The task: Extract the lines that carry the string "JSON" from the listing.

++++++++++++++++++++

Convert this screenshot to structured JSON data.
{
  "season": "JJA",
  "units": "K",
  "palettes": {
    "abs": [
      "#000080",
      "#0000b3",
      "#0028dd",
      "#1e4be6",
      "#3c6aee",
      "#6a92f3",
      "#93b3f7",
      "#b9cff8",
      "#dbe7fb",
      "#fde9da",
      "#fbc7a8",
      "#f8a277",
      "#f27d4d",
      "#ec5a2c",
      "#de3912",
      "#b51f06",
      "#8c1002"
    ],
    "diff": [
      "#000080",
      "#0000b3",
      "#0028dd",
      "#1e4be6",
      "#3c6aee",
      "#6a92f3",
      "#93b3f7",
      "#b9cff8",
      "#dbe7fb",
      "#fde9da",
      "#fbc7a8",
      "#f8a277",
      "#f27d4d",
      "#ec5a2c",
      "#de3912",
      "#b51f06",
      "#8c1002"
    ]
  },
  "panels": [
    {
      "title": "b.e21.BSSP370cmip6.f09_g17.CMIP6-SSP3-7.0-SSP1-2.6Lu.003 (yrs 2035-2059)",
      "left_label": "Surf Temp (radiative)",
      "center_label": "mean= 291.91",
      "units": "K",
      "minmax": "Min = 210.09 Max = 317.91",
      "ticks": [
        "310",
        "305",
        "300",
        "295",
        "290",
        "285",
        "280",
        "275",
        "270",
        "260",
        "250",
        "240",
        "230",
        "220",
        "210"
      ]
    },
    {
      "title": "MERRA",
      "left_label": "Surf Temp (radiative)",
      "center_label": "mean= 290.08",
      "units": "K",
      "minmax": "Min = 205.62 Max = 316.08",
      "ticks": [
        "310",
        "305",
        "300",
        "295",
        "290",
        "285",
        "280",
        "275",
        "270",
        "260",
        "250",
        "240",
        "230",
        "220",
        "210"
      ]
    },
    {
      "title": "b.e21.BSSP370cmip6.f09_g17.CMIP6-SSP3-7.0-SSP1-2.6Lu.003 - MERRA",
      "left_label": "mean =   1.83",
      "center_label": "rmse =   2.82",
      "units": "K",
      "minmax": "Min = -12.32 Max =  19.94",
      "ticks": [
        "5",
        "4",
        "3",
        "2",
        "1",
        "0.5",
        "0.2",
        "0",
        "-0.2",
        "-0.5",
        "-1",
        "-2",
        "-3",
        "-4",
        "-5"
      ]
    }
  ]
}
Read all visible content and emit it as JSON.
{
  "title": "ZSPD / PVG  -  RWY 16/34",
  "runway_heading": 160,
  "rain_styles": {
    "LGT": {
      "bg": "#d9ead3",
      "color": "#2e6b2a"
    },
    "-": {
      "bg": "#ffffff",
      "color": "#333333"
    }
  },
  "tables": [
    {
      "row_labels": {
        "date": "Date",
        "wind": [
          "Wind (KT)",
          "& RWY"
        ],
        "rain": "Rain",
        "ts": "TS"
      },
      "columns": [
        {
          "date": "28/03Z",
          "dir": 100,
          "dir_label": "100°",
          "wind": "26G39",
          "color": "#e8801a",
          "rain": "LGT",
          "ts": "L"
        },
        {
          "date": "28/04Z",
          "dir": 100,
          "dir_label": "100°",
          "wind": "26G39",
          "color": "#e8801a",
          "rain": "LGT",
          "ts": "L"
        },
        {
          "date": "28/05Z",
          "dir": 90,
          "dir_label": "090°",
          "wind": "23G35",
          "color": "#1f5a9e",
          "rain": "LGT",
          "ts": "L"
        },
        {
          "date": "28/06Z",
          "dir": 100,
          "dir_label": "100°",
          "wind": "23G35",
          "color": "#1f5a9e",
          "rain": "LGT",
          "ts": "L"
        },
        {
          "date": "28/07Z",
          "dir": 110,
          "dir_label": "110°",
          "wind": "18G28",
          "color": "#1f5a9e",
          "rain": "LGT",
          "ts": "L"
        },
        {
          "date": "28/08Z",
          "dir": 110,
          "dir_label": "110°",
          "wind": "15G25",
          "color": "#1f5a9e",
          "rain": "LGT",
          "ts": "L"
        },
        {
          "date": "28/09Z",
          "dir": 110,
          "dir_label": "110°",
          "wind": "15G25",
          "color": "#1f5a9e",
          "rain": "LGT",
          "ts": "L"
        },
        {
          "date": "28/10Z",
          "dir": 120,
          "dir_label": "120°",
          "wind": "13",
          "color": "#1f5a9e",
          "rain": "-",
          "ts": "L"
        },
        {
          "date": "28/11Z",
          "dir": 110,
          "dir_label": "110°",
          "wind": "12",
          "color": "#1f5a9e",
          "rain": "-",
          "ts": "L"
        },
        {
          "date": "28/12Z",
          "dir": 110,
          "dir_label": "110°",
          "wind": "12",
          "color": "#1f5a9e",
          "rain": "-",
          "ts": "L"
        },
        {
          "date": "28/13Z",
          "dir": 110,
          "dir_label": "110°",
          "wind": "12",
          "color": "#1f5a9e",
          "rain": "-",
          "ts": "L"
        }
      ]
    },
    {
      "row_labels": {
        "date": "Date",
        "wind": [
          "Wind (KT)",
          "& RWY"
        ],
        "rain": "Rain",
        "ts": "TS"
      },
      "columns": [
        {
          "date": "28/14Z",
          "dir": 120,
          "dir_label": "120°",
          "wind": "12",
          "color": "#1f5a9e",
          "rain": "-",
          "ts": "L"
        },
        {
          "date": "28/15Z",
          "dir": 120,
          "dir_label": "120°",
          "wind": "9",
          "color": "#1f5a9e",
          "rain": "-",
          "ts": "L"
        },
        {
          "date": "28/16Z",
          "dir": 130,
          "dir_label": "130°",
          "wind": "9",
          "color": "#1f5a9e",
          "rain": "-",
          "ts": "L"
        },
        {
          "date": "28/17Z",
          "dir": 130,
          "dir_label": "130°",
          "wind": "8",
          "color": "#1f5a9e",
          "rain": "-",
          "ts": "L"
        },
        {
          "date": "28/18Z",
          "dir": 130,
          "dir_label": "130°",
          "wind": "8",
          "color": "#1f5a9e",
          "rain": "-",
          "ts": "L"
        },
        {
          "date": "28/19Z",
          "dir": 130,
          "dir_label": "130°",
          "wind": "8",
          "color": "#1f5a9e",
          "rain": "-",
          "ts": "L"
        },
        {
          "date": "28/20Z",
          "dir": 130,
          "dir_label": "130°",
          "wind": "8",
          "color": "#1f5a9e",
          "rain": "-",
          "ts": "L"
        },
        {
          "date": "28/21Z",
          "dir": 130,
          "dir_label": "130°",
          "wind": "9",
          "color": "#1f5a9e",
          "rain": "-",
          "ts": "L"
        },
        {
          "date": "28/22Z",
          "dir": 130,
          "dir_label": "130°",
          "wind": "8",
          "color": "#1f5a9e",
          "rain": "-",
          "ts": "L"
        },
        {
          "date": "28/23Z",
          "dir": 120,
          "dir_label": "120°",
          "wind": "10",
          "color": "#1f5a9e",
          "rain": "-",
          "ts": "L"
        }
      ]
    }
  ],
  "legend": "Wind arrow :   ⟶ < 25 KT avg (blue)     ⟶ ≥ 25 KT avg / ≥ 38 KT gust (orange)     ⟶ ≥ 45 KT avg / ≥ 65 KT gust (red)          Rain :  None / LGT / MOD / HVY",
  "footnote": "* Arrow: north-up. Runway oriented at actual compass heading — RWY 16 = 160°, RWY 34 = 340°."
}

++++++++++++++++++++

Written solution:
Convert this screenshot to structured JSON data.
Read all visible content and emit it as JSON.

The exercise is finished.